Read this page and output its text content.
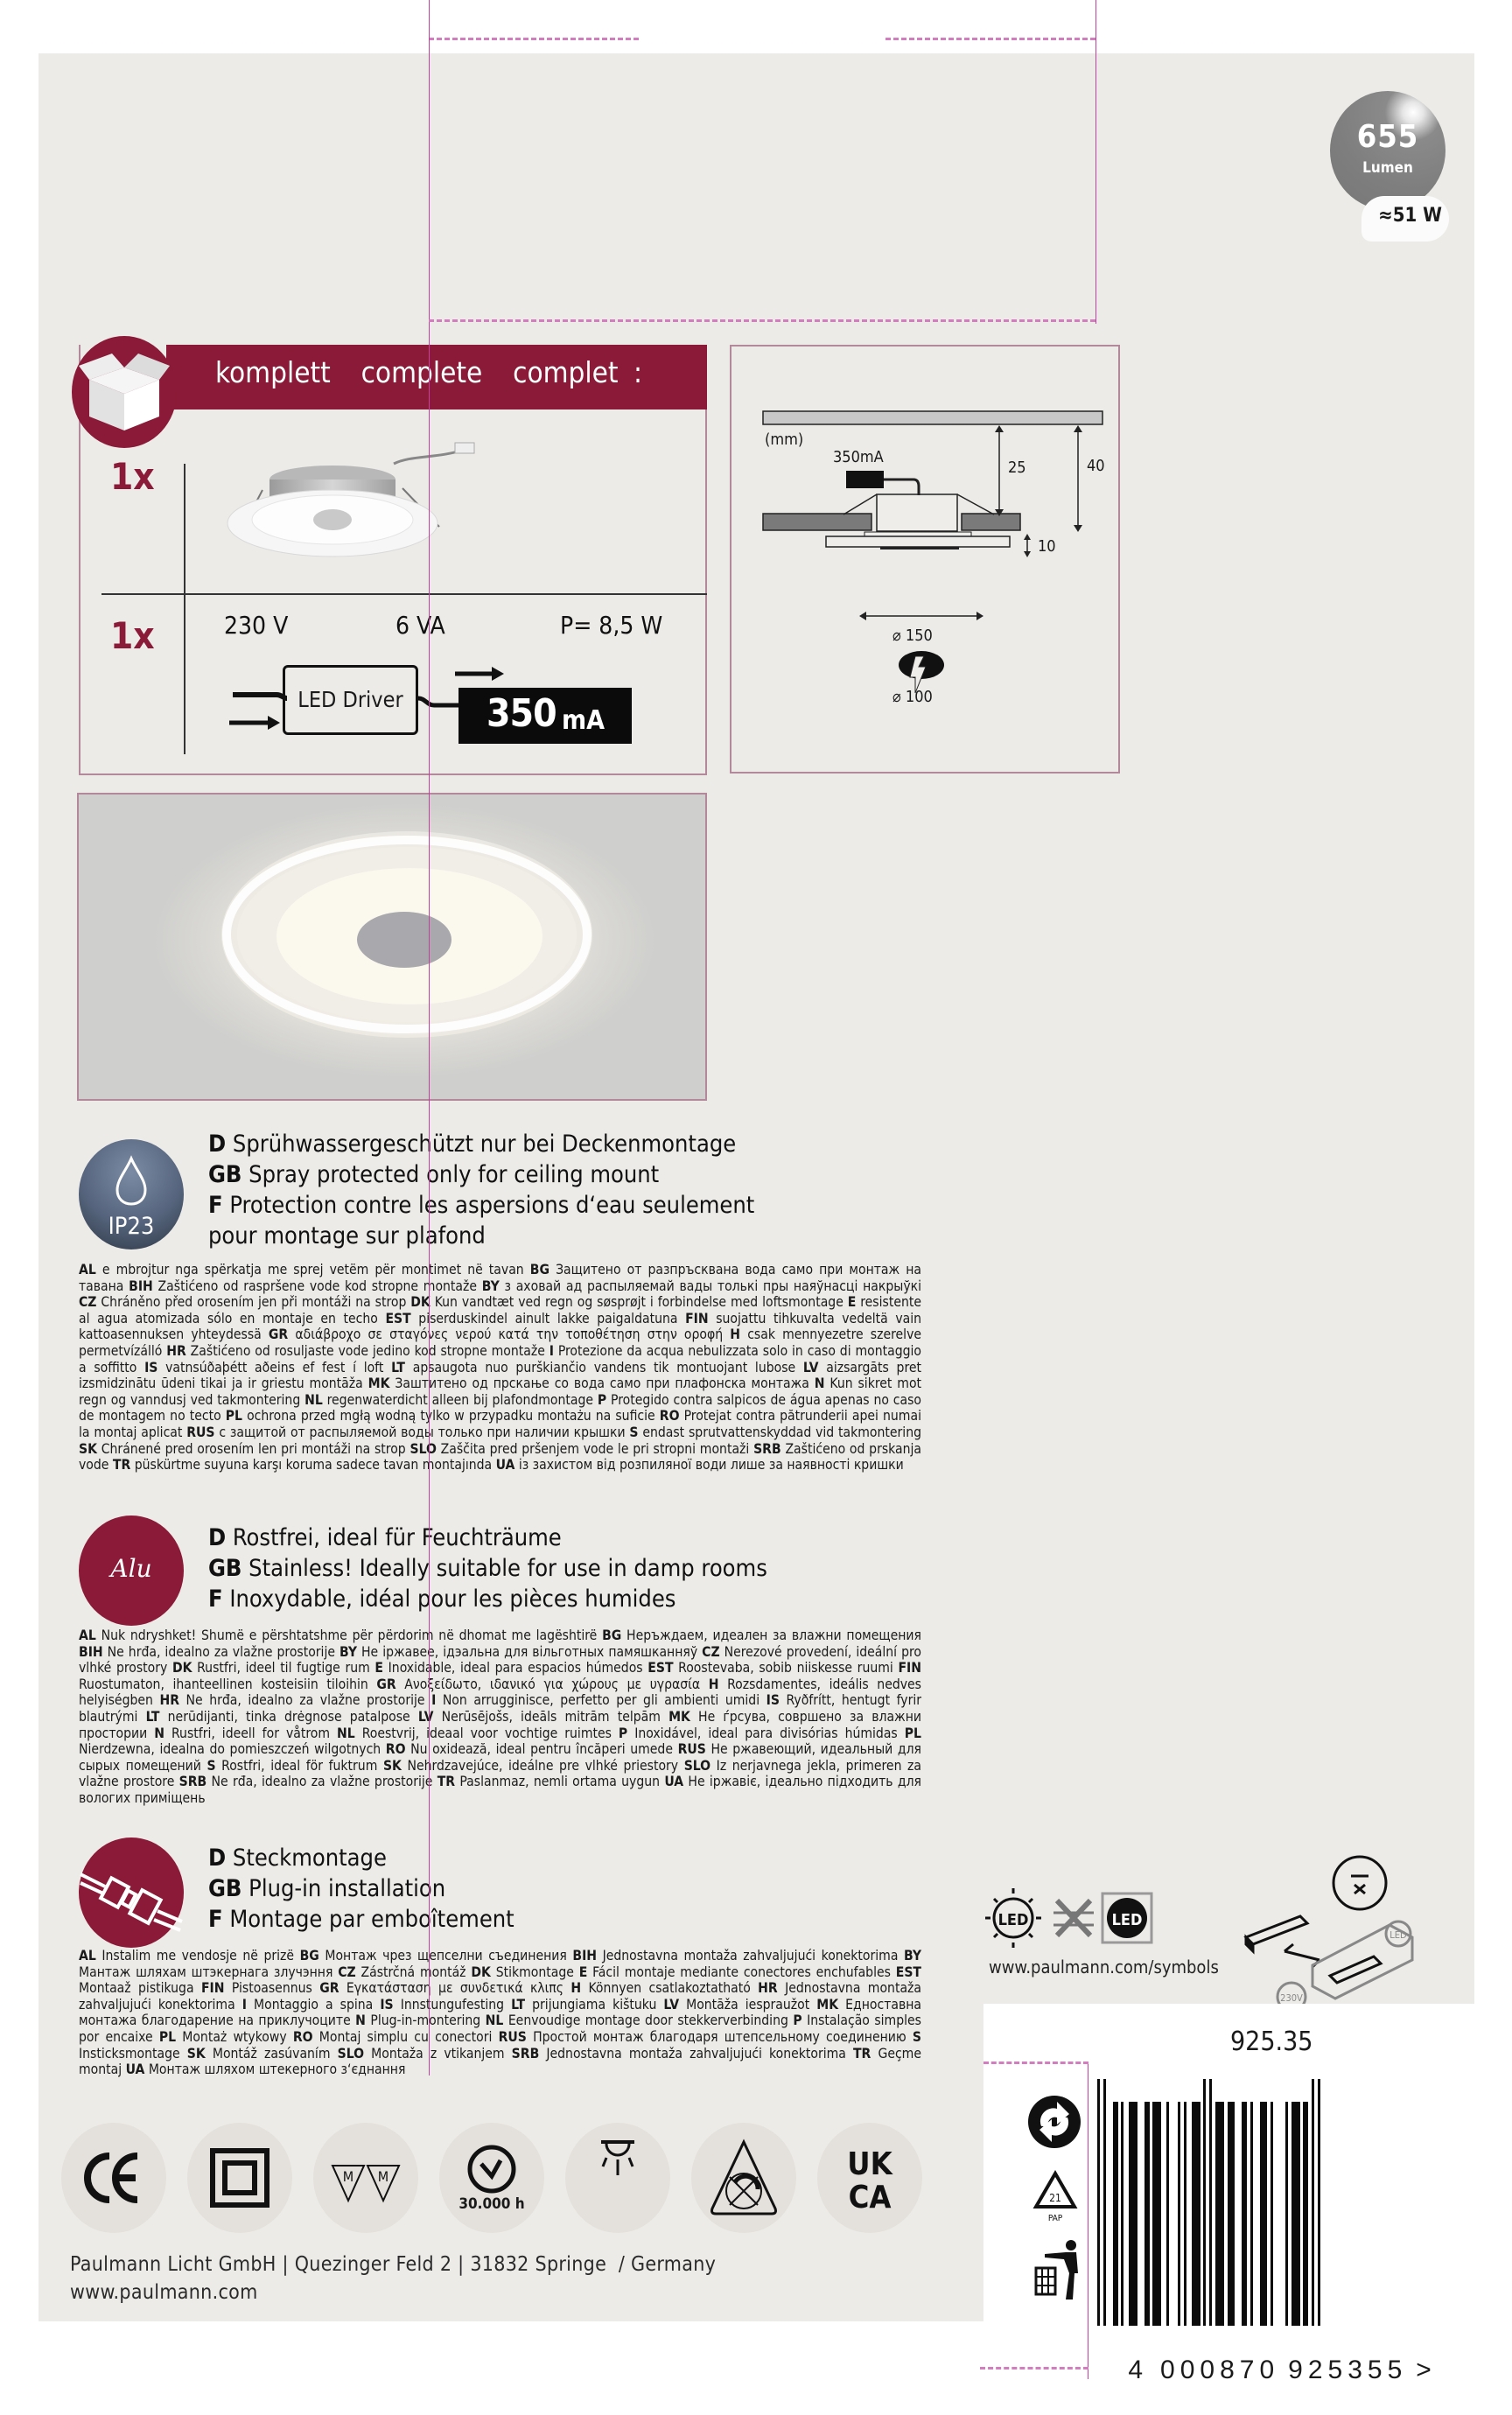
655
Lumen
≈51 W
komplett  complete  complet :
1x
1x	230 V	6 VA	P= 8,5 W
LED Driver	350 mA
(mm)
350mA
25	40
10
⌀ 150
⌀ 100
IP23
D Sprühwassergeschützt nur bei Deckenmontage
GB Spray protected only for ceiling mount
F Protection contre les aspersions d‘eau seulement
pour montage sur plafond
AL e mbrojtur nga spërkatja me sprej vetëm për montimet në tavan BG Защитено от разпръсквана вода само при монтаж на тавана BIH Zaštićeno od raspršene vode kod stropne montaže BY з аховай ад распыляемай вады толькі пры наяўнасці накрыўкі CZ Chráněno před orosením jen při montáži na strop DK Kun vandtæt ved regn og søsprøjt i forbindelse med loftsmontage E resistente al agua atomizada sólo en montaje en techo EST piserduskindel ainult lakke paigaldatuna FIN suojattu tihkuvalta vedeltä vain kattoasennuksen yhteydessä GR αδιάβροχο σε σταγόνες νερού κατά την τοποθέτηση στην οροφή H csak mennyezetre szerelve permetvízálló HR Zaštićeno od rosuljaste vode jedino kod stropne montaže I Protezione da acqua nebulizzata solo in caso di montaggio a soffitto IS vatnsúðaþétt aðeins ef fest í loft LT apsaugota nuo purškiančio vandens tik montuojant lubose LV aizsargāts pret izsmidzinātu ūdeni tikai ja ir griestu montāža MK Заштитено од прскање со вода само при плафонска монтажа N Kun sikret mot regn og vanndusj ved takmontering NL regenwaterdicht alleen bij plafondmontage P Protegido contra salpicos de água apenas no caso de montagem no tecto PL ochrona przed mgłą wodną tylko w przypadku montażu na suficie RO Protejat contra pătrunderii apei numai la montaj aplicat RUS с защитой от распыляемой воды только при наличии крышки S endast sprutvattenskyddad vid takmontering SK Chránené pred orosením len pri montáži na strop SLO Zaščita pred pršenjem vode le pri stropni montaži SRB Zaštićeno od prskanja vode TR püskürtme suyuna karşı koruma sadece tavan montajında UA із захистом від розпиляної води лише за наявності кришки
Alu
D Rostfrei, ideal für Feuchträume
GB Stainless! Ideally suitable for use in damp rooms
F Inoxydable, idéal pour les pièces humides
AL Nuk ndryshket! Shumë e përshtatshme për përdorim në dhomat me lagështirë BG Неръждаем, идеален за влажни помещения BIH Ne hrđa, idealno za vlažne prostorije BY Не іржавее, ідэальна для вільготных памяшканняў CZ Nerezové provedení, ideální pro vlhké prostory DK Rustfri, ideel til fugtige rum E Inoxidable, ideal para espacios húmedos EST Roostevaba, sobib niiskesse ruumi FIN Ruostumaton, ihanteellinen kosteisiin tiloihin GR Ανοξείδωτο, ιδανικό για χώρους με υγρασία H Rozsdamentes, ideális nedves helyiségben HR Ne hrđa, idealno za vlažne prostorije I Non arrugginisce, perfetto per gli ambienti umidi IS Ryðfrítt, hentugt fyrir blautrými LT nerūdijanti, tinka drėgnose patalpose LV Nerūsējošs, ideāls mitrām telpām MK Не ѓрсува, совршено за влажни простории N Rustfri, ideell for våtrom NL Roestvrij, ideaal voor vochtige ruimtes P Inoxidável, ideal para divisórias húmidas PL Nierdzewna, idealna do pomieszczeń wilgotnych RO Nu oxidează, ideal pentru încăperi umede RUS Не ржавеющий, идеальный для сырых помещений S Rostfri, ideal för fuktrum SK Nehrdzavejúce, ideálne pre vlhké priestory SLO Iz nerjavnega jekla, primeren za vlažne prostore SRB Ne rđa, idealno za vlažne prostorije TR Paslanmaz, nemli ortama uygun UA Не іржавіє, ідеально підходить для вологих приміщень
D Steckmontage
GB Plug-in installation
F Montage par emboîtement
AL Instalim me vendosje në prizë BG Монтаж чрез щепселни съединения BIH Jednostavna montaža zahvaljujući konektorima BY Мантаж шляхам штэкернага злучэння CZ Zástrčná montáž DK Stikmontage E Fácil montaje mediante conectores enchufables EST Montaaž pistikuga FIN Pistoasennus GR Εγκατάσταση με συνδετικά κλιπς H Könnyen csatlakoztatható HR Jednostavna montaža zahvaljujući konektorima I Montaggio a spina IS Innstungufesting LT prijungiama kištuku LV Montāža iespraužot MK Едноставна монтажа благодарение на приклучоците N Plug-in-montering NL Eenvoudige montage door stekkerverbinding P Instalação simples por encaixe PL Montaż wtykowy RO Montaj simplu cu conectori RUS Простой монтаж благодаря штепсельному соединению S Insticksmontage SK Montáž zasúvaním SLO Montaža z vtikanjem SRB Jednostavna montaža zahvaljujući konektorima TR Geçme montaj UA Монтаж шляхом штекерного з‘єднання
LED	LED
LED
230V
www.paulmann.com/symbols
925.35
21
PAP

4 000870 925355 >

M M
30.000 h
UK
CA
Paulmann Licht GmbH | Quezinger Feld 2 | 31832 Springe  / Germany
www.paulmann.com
---
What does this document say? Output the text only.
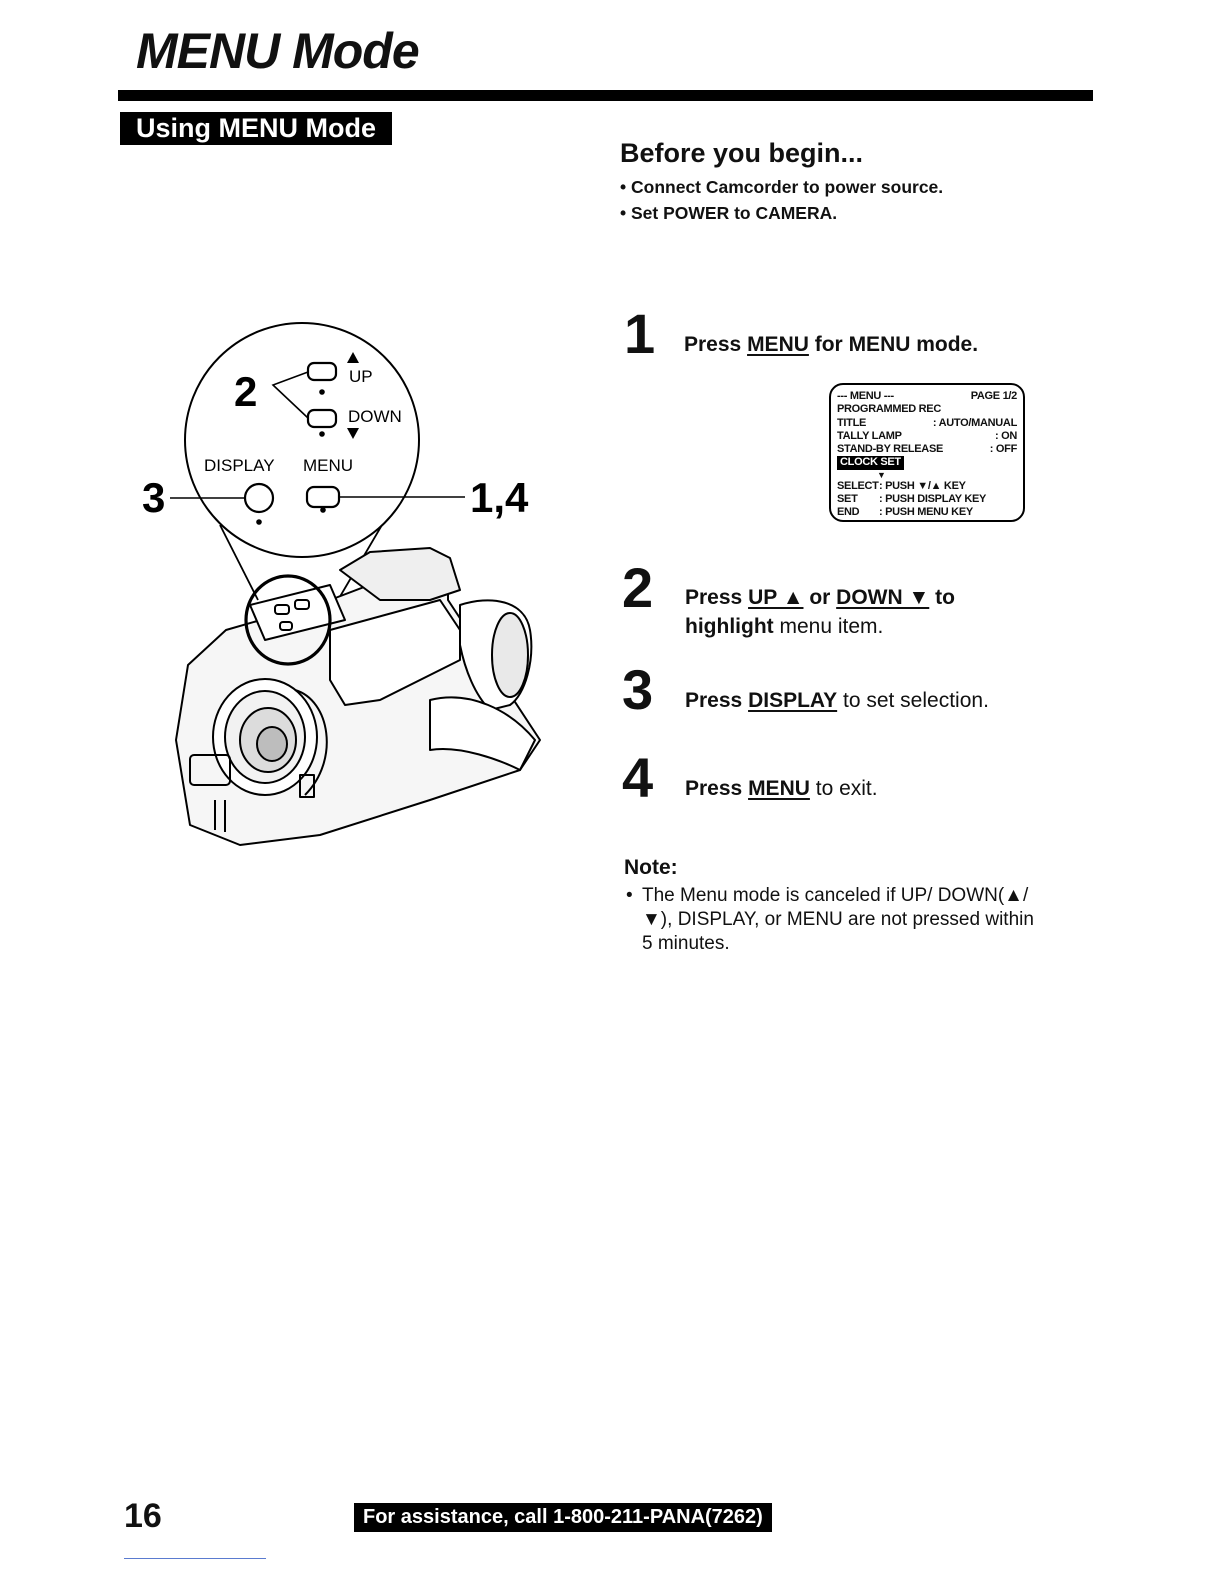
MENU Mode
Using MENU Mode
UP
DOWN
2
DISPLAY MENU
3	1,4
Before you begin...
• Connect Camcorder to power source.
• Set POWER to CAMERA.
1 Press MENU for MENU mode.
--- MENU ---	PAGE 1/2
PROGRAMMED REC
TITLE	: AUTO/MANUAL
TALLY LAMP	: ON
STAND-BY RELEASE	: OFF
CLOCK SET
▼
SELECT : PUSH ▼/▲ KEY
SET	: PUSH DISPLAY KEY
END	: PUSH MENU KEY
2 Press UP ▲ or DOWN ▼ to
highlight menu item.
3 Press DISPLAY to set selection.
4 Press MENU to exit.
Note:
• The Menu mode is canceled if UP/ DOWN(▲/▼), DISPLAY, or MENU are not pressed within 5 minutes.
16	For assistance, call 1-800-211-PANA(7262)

## What the task requires
Using the listing above, show each line holding the string "Plug".

## Exercise result
GB Plug-in installation
AL Instalim me vendosje në prizë BG Монтаж чрез щепселни съединения BIH Jednostavna montaža zahvaljujući konektorima BY Мантаж шляхам штэкернага злучэння CZ Zástrčná montáž DK Stikmontage E Fácil montaje mediante conectores enchufables EST Montaaž pistikuga FIN Pistoasennus GR Εγκατάσταση με συνδετικά κλιπς H Könnyen csatlakoztatható HR Jednostavna montaža zahvaljujući konektorima I Montaggio a spina IS Innstungufesting LT prijungiama kištuku LV Montāža iespraužot MK Едноставна монтажа благодарение на приклучоците N Plug-in-montering NL Eenvoudige montage door stekkerverbinding P Instalação simples por encaixe PL Montaż wtykowy RO Montaj simplu cu conectori RUS Простой монтаж благодаря штепсельному соединению S Insticksmontage SK Montáž zasúvaním SLO Montaža z vtikanjem SRB Jednostavna montaža zahvaljujući konektorima TR Geçme montaj UA Монтаж шляхом штекерного з‘єднання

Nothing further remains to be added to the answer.